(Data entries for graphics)
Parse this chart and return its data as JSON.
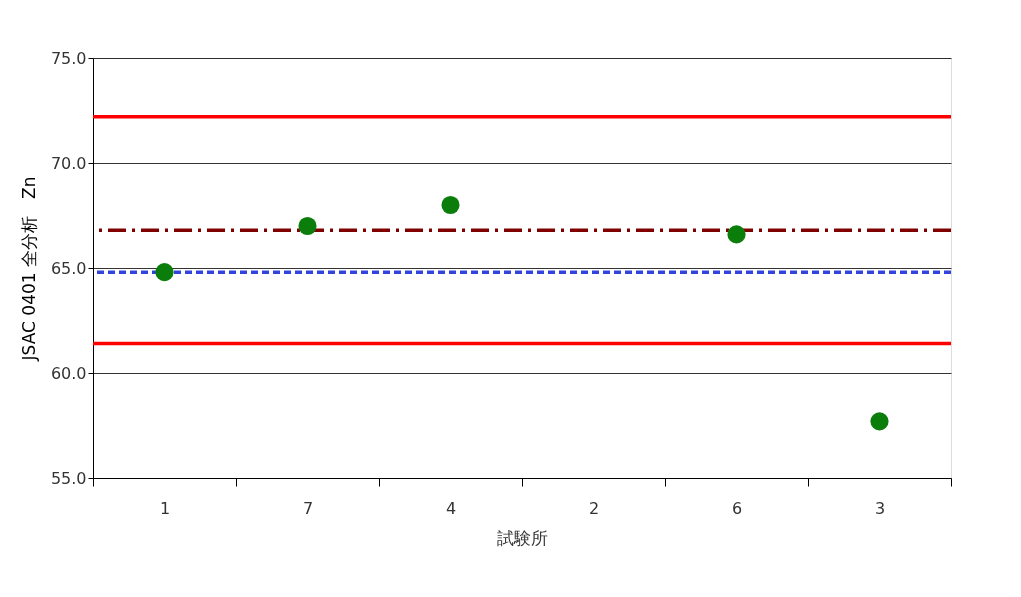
{
  "chart_data": {
    "type": "scatter",
    "xlabel": "試験所",
    "ylabel": "JSAC 0401 全分析　Zn",
    "categories": [
      "1",
      "7",
      "4",
      "2",
      "6",
      "3"
    ],
    "series": [
      {
        "color": "#0a7d0a",
        "values": [
          64.8,
          67.0,
          68.0,
          null,
          66.6,
          57.7
        ]
      }
    ],
    "marker": "circle",
    "ylim": [
      55,
      75
    ],
    "yticks": [
      {
        "value": 55,
        "label": "55.0"
      },
      {
        "value": 60,
        "label": "60.0"
      },
      {
        "value": 65,
        "label": "65.0"
      },
      {
        "value": 70,
        "label": "70.0"
      },
      {
        "value": 75,
        "label": "75.0"
      }
    ],
    "grid": "y",
    "ref_lines": [
      {
        "axis": "y",
        "value": 72.2,
        "color": "#ff0000",
        "line_style": "solid"
      },
      {
        "axis": "y",
        "value": 61.4,
        "color": "#ff0000",
        "line_style": "solid"
      },
      {
        "axis": "y",
        "value": 66.8,
        "color": "#800000",
        "line_style": "dashdot"
      },
      {
        "axis": "y",
        "value": 64.8,
        "color": "#3344dd",
        "line_style": "dashed"
      }
    ]
  }
}
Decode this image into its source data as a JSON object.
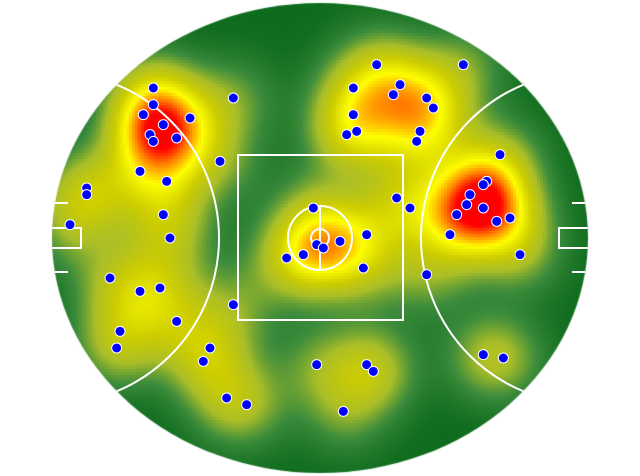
{
  "chart_data": {
    "type": "heatmap",
    "title": "",
    "xlabel": "",
    "ylabel": "",
    "xlim": [
      -80,
      80
    ],
    "ylim": [
      -70,
      70
    ],
    "grid": false,
    "legend": "none",
    "colors": {
      "low": "#0d6b1c",
      "mid": "#c8c400",
      "high": "#ff0000",
      "marker_fill": "#0000ff",
      "marker_edge": "#ffffff",
      "field_lines": "#ffffff"
    },
    "points": [
      [
        -50,
        45
      ],
      [
        -50,
        40
      ],
      [
        -53,
        37
      ],
      [
        -47,
        34
      ],
      [
        -51,
        31
      ],
      [
        -50,
        29
      ],
      [
        -43,
        30
      ],
      [
        -39,
        36
      ],
      [
        -26,
        42
      ],
      [
        -54,
        20
      ],
      [
        -46,
        17
      ],
      [
        -30,
        23
      ],
      [
        -70,
        15
      ],
      [
        -70,
        13
      ],
      [
        -75,
        4
      ],
      [
        -47,
        7
      ],
      [
        -45,
        0
      ],
      [
        -63,
        -12
      ],
      [
        -54,
        -16
      ],
      [
        -48,
        -15
      ],
      [
        -43,
        -25
      ],
      [
        -60,
        -28
      ],
      [
        -61,
        -33
      ],
      [
        -26,
        -20
      ],
      [
        -33,
        -33
      ],
      [
        -35,
        -37
      ],
      [
        -28,
        -48
      ],
      [
        -22,
        -50
      ],
      [
        -1,
        -38
      ],
      [
        7,
        -52
      ],
      [
        14,
        -38
      ],
      [
        16,
        -40
      ],
      [
        17,
        52
      ],
      [
        10,
        45
      ],
      [
        24,
        46
      ],
      [
        22,
        43
      ],
      [
        32,
        42
      ],
      [
        34,
        39
      ],
      [
        10,
        37
      ],
      [
        8,
        31
      ],
      [
        11,
        32
      ],
      [
        30,
        32
      ],
      [
        29,
        29
      ],
      [
        43,
        52
      ],
      [
        54,
        25
      ],
      [
        50,
        17
      ],
      [
        49,
        16
      ],
      [
        45,
        13
      ],
      [
        44,
        10
      ],
      [
        41,
        7
      ],
      [
        49,
        9
      ],
      [
        53,
        5
      ],
      [
        57,
        6
      ],
      [
        39,
        1
      ],
      [
        60,
        -5
      ],
      [
        32,
        -11
      ],
      [
        23,
        12
      ],
      [
        27,
        9
      ],
      [
        14,
        1
      ],
      [
        13,
        -9
      ],
      [
        -2,
        9
      ],
      [
        6,
        -1
      ],
      [
        -1,
        -2
      ],
      [
        1,
        -3
      ],
      [
        -5,
        -5
      ],
      [
        -10,
        -6
      ],
      [
        49,
        -35
      ],
      [
        55,
        -36
      ]
    ]
  }
}
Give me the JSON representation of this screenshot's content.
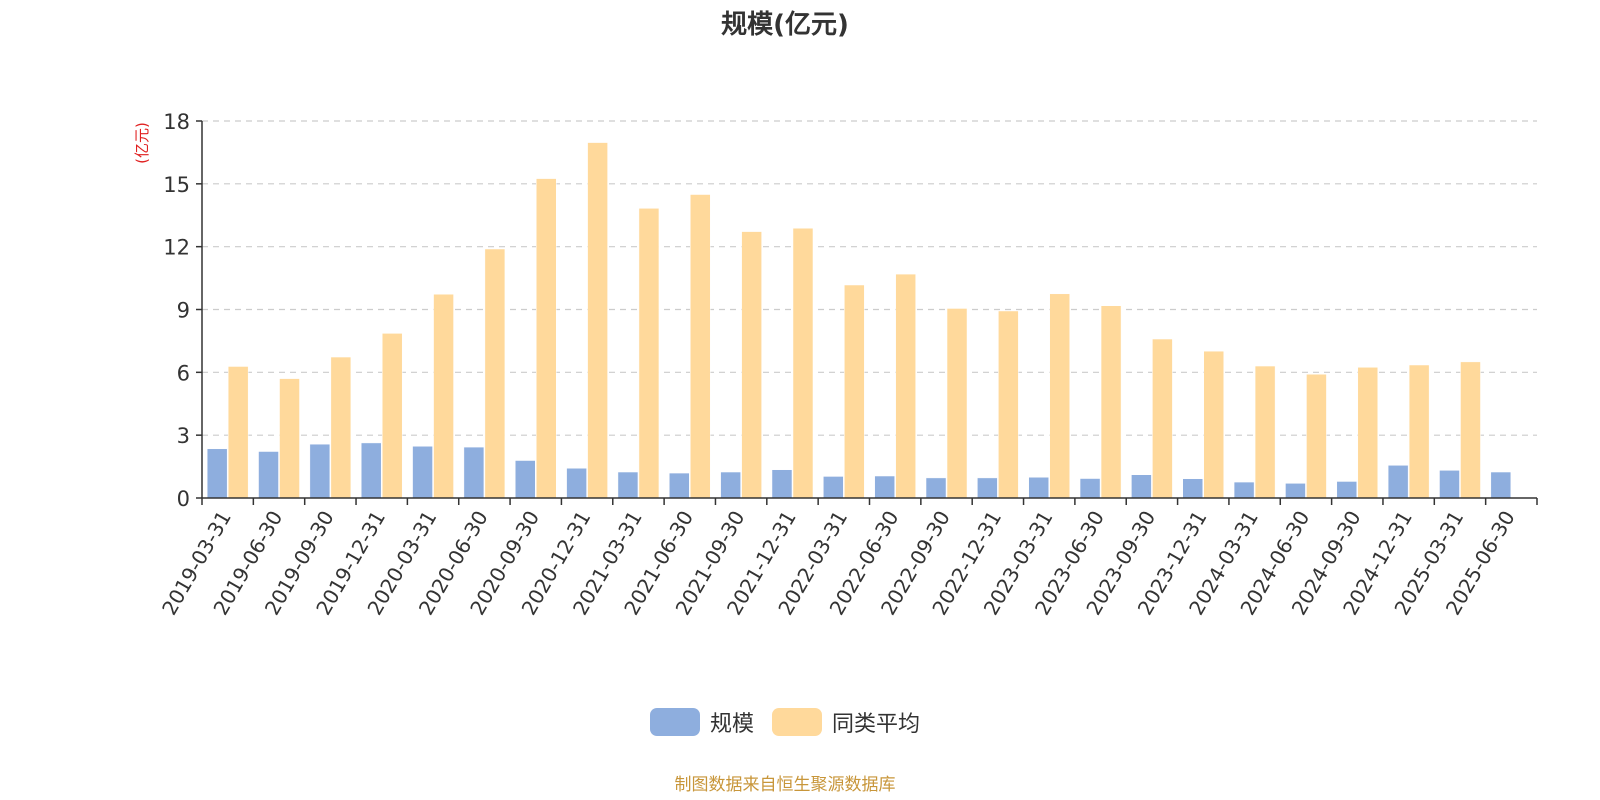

- EXERCISE DIRECTIONS
Out of the material above, gather each line where "JSON" appears.

- FULL SOLUTION
Parse this chart and return its data as JSON.
Decode this image into its source data as a JSON object.
Give me the JSON representation of this screenshot's content.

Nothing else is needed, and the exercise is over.